As of January 1, 2022, in terms of population, the city was in 369th place out of 1117cities of the Russian Federation.

The demographic situation in the city is characterized by an intensive population growth. For the intercensal period 2002-2010. the number of city residents increased by +8.2%. In terms of population growth, Sosnovoborsk overtook Krasnoyarsk at that time, where the growth was + 7.2% . From 2010 to 2020, the population grew by 22.7%.

== Transportation ==

In Sosnovoborsk there are intercity buses No. 1, 2 and 3. Bus number 1 appeared in the city on March 29, 2013. Bus number 2 appeared in the city on October 31, 2014. Bus number 3 appeared in the city on January 1, 2020. The fare for a city bus is 22 rubles.

Sosnovoborsk is connected by bus routes with Krasnoyarsk and Zheleznogorsk, as well as with the village of Podgorny. A significant part of the inhabitants of Sosnovoborsk works in the regional center (Krasnoyarsk), making daily morning and evening commute.

### EXTRACTED RECORDS

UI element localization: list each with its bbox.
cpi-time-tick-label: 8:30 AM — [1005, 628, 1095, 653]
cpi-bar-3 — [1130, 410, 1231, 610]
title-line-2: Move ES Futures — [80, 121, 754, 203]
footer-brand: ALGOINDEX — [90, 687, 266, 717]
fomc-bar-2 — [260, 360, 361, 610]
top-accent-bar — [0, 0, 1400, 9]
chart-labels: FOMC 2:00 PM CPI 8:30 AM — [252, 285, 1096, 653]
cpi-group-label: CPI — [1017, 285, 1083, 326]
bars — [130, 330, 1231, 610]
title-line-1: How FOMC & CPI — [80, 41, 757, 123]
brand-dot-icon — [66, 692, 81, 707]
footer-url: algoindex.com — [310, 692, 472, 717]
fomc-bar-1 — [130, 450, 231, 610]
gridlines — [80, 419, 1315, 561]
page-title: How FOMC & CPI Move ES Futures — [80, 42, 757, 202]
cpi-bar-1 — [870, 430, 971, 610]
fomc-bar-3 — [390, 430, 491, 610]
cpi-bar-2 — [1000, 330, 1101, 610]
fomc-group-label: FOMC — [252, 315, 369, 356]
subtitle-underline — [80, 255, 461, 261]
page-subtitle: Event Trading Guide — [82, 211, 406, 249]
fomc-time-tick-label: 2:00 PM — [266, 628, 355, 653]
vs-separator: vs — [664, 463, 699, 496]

### PROBLEMS TO SOLVE
a. In the passage on Sosnovoborsk, how much does a city bus fare cost?
b. Summarize the passage on Sosnovoborsk in two sentences.
The entries are not needed for the work that follows the text.

### OUTPUTS BY TASK
a. 22 rubles.

b. Sosnovoborsk has grown rapidly in population, rising 8.2% from 2002 to 2010, faster than Krasnoyarsk, and 22.7% from 2010 to 2020. The city has buses numbered 1, 2 and 3 and bus routes to Krasnoyarsk, Zheleznogorsk and Podgorny, and many residents commute daily to work in Krasnoyarsk.